__SELECTED EXTRACT__.
Consumers are making a small but increasing amount of their purchases online
and using the Internet to make more informed purchases offline. IT is also
transforming the way most firms operate. As employers substitute IT for labor,
workers have to develop new skills.
LONG TERM FORECASTS ARE BEING RAISED
The hallmark of the New Economy is higher sustainable growth due to faster
improvement in labor productivity. Recently, most economists have begun to
accept that the U.S. economy can sustain growth at a substantially higher rate
than the 2.5 percent a year average for the 1973 to 1995 period. For example,
the Blue Chip consensus growth forecast released in January of each year from
1996 to 1999 forecast growth for the coming year of 2.3 and 2.4 percent. (108)
In each of those four years, actual growth surpassed 4 percent. (Figure 7.1)
However, this past January, the consensus forecast for 2000 came in at 3.2
percent. Furthermore, the Blue Chip longer term outlook has also shifted
upward. After many years of forecasting 2.45 to 2.7 percent average annual
growth over the coming 10 years, the consensus in the latest forecast shifted
up to 3.1 percent. (Figure 7.2) Since the U.S. labor force tends to grow by
little more than 1 percent per year, the hike in growth forecasts strongly
implies that in the last year Blue Chip economists have raised their
expectations of annual labor productivity growth from roughly 1.5 percent to
about 2 percent.

__DATA PROVIDED__.
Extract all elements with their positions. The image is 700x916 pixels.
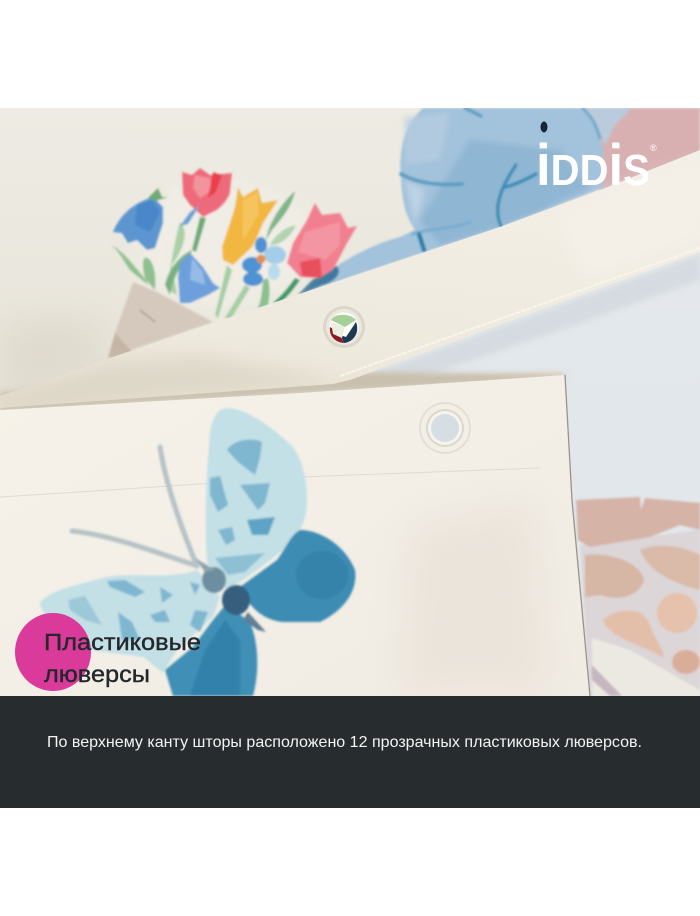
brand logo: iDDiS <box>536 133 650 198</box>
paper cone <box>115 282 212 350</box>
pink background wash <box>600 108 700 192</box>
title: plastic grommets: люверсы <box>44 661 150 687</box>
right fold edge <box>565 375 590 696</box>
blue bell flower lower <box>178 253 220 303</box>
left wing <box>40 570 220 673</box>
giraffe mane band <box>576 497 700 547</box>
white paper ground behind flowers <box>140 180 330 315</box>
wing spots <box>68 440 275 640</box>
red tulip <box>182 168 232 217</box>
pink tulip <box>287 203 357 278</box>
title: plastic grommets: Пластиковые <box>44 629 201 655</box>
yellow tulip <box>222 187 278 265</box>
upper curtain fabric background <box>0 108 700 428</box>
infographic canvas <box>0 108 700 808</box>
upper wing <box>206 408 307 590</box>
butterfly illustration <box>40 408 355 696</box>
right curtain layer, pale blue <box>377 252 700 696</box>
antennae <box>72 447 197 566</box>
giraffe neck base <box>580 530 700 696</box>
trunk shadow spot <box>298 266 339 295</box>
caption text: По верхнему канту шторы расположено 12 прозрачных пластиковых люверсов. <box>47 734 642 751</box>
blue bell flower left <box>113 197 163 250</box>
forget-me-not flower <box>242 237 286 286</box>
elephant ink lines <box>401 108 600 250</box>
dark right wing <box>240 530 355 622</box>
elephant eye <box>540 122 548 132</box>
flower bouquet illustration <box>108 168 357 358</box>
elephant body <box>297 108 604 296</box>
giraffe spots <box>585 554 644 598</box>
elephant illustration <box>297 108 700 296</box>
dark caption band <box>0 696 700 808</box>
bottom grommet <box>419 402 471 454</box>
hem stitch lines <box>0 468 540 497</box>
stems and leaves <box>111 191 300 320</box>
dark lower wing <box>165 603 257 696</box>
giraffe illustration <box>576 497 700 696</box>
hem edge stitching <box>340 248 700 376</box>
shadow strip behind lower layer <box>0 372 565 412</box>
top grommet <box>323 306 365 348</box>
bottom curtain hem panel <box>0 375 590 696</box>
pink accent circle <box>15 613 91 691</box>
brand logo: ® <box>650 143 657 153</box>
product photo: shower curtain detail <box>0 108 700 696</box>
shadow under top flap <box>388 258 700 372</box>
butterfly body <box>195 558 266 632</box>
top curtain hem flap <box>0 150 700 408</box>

__JOBS__.
a) Quote the growth forecast excerpt from the words "Consumers are making" through the words "percent. (Figure 7.1)".
b) Write what comes next in the growth forecast excerpt, picking up after its final sentence.

__OUTPUTS__.
a)
Consumers are making a small but increasing amount of their purchases online
and using the Internet to make more informed purchases offline. IT is also
transforming the way most firms operate. As employers substitute IT for labor,
workers have to develop new skills.
LONG TERM FORECASTS ARE BEING RAISED
The hallmark of the New Economy is higher sustainable growth due to faster
improvement in labor productivity. Recently, most economists have begun to
accept that the U.S. economy can sustain growth at a substantially higher rate
than the 2.5 percent a year average for the 1973 to 1995 period. For example,
the Blue Chip consensus growth forecast released in January of each year from
1996 to 1999 forecast growth for the coming year of 2.3 and 2.4 percent. (108)
In each of those four years, actual growth surpassed 4 percent. (Figure 7.1)

b)
This more sanguine view of our future economic prospects comes from greater
confidence that the faster labor productivity of the last four years (see
Figure 1.1), based significantly on developments in IT investment, has some
staying power. (109) It is noteworthy that this optimism is still somewhat
conservative, since the labor productivity growth assumed in the ten-year
forecast is still much slower than the recent pace. However, since strong
output growth tends to raise labor productivity growth, Robert Solow has
recently cautioned, probably speaking for many economists, that he "will feel
better about the endurance of the productivity improvement after it survives
its first recession." (110)
IT can support higher rates of labor productivity gains and output growth, so
long as IT innovation and price declines persist, and non-IT industries
continue to invest heavily in IT products and services. Both of these
conditions are expected to persist into the future. Experts in the
semiconductor, computer, storage, and communications industries have expressed
confidence that rapid rates of product innovation and price decline can
continue for at least another decade. Experts in non-IT industries also have
expressed confidence in their capacity to benefit enormously from further
substantial investments in IT.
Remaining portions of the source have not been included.